# [YOUR TASK]
For the listing underneath, give the count of lines containing the string "name" and nothing further.

# [THE INPUT]
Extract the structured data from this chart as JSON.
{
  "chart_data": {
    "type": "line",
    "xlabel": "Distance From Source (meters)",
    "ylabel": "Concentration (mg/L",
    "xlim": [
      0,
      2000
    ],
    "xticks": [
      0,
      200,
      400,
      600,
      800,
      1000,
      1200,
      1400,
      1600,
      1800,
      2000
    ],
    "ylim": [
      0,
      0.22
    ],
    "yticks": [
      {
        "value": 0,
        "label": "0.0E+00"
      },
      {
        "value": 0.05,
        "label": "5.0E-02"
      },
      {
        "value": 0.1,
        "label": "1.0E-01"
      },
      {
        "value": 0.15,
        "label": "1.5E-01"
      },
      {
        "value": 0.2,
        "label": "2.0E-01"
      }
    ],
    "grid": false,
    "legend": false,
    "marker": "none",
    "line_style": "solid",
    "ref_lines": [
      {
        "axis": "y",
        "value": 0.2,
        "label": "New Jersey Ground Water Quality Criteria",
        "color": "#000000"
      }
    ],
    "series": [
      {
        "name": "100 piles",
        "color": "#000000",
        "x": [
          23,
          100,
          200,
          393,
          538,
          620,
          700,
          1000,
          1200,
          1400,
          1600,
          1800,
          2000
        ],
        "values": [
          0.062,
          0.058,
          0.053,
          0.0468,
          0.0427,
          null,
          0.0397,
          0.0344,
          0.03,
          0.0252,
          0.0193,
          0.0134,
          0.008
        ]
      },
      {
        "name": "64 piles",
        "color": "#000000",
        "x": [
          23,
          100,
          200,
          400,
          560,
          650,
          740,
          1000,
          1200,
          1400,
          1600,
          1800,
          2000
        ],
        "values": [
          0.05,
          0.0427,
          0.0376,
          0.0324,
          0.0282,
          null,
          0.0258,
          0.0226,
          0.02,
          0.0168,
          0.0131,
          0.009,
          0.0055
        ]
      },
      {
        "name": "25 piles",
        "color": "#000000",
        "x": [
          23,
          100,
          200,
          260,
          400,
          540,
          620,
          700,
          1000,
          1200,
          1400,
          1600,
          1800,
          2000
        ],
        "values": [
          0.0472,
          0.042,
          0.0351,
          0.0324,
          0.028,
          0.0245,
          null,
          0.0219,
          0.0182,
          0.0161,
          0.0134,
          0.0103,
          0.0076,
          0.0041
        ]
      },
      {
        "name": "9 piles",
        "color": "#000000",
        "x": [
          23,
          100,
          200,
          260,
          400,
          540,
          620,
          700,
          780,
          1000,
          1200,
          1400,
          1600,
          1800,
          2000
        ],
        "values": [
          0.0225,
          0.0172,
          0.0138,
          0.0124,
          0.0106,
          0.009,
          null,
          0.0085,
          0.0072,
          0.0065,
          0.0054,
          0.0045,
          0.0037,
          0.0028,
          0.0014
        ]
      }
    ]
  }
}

# [FINISHED ANSWER]
4